**SELECTED EXCERPT:**
>>>>

Monday, November 16, 2015

Impunity and extradition

El Salvador's Human Rights Ombudsman David Morales went to El Salvador's Supreme Court on Monday, November 16, the 26th anniversary of the murder of 6 Jesuit priests, their housekeeper and her daughter.   Morales was there to file a petition asking the Court to rescind its prior order on extradition of 13 military officers to Spain.   A Spanish court has issued an arrest warrant to require those officers to face justice for the Jesuit massacre, but in 2012, El Salvador's Supreme Court refused the Spanish extradition request.

Morales petition probably has no more than symbolic significance.  The Supreme Court has not changed its composition and is highly unlikely to reverse itself.   Also pending in front of the Supreme Court is a challenge to the 1993 amnesty law which has so far prevented the military command from being prosecuted in El Salvador.   That challenge has been pending for years with no sign that a decision is due soon.

<<<<

[Element and region listings]

>>>>

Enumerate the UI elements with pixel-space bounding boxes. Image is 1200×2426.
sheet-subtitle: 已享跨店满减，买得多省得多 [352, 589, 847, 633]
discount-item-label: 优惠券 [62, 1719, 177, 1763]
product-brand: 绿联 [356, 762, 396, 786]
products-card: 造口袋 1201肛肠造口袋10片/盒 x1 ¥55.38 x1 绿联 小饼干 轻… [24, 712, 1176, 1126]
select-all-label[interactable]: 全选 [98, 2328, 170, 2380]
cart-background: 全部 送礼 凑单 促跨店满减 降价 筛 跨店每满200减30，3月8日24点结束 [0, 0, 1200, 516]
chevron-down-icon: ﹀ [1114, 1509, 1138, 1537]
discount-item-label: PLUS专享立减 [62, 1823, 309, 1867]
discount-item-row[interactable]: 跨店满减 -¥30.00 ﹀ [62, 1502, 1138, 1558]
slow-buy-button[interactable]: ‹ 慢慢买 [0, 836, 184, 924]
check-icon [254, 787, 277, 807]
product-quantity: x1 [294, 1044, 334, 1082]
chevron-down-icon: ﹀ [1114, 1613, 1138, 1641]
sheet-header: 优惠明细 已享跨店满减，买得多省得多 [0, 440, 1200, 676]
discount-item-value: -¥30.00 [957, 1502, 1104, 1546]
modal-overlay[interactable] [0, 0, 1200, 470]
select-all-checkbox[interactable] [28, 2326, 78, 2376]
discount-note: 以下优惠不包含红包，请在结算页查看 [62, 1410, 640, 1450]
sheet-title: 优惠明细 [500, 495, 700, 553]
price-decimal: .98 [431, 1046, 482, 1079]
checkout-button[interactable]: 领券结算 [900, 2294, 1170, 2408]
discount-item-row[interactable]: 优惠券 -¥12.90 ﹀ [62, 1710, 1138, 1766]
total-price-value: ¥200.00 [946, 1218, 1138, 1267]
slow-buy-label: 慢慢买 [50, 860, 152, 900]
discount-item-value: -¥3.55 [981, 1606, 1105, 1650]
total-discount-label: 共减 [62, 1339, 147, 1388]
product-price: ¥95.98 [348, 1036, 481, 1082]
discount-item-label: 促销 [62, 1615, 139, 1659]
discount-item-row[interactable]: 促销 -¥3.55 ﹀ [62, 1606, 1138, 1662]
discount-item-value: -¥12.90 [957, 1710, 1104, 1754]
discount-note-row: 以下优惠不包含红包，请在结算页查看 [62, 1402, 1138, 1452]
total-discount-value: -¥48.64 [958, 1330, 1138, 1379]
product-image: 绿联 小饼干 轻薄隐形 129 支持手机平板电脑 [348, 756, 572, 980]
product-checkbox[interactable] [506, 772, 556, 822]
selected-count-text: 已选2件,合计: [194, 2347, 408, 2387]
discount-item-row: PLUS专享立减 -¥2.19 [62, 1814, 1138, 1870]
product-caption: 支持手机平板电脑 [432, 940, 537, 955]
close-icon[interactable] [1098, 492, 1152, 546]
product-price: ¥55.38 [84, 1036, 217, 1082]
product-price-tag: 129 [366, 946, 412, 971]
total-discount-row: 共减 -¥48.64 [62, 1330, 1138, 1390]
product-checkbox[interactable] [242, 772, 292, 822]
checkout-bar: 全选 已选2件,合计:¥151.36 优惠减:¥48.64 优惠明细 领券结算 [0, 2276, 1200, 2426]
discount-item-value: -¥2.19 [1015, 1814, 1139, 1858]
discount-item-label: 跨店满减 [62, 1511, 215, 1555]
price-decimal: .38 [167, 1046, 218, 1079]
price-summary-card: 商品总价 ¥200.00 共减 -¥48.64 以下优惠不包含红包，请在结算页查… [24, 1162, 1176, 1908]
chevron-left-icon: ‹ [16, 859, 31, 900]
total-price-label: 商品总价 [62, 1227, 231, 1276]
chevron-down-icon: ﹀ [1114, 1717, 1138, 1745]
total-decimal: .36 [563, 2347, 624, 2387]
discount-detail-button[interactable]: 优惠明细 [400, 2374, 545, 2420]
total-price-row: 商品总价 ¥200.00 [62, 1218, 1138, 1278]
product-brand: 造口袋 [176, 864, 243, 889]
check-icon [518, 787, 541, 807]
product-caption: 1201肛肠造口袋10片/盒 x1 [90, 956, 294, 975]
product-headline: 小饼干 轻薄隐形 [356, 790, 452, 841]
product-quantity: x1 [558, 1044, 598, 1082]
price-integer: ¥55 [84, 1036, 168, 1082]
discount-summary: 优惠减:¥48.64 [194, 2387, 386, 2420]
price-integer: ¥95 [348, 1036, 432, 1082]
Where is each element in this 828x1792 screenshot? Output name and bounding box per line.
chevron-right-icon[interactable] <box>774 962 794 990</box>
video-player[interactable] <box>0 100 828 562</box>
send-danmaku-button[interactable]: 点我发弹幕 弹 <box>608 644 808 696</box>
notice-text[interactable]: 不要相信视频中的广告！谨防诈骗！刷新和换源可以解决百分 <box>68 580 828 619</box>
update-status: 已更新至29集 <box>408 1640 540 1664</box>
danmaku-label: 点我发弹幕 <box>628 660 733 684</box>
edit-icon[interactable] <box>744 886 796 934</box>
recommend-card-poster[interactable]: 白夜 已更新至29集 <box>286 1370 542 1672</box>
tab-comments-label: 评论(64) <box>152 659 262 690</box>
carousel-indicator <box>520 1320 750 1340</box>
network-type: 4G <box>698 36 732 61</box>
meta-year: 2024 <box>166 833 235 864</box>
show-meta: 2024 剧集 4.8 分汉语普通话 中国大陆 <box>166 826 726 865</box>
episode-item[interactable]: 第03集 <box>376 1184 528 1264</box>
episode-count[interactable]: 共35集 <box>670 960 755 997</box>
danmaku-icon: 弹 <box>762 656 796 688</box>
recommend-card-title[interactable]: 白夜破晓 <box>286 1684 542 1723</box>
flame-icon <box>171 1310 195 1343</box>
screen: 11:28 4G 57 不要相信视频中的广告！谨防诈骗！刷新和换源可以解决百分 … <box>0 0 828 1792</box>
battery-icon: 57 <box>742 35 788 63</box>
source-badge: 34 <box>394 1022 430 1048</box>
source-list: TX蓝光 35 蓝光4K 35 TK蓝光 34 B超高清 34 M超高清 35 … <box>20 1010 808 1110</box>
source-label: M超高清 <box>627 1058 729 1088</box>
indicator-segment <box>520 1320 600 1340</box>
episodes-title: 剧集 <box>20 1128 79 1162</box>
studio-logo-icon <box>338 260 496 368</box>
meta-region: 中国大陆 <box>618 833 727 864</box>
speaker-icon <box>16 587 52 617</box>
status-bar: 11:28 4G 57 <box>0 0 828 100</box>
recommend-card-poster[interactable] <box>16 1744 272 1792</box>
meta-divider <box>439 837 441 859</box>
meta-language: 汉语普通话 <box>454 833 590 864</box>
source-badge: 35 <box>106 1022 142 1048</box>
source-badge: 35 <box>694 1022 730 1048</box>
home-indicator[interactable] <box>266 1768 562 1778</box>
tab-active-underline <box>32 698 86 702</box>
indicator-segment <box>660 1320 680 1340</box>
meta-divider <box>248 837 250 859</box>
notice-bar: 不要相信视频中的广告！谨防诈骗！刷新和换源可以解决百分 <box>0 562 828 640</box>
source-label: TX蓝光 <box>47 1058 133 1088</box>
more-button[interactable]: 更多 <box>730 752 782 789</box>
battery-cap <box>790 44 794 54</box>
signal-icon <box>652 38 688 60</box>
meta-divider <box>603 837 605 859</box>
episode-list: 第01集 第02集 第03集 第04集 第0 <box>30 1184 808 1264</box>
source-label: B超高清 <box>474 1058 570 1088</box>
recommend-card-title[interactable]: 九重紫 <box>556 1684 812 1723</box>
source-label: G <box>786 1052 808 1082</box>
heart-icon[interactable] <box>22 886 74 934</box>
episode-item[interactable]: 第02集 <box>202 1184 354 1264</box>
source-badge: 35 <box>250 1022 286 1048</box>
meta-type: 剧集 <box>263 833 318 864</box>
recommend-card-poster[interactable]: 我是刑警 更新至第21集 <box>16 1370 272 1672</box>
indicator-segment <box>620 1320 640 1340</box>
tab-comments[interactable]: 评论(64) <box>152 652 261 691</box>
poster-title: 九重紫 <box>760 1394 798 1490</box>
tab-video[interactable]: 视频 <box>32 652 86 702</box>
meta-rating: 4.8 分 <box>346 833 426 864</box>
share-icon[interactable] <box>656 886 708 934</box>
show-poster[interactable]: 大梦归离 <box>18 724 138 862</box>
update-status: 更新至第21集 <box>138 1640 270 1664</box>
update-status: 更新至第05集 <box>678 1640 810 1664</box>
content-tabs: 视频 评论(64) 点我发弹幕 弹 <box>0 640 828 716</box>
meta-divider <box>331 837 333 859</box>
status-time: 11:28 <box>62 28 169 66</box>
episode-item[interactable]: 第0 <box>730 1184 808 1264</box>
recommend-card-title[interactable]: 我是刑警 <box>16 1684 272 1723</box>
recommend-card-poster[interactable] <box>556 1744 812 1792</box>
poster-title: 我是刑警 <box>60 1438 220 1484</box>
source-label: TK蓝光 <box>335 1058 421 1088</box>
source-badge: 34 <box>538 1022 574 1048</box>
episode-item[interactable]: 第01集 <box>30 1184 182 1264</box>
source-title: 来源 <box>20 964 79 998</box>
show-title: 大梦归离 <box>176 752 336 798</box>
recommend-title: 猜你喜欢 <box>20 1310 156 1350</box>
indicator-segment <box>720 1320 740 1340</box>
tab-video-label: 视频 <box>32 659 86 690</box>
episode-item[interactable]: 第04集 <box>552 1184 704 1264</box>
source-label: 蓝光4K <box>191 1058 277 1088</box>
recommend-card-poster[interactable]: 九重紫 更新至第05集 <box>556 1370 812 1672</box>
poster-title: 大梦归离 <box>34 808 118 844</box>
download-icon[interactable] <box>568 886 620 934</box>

<<<<

**BRIEF A:**
Answer these questions using the impunity and extradition text.
(i) How many military officers were named in the extradition order that Morales asked the Court to rescind?
(ii) In what year did El Salvador's Supreme Court refuse Spain's extradition request?
(iii) From what year is the amnesty law whose challenge is pending before the Supreme Court?
**BRIEF B:**
Reproduce word for word the stretch of the impunity and extradition text from "Morales petition probably" through "is due soon.".

**TASK RESPONSE A:**
(i) 13
(ii) 2012
(iii) 1993

**TASK RESPONSE B:**
Morales petition probably has no more than symbolic significance.  The Supreme Court has not changed its composition and is highly unlikely to reverse itself.   Also pending in front of the Supreme Court is a challenge to the 1993 amnesty law which has so far prevented the military command from being prosecuted in El Salvador.   That challenge has been pending for years with no sign that a decision is due soon.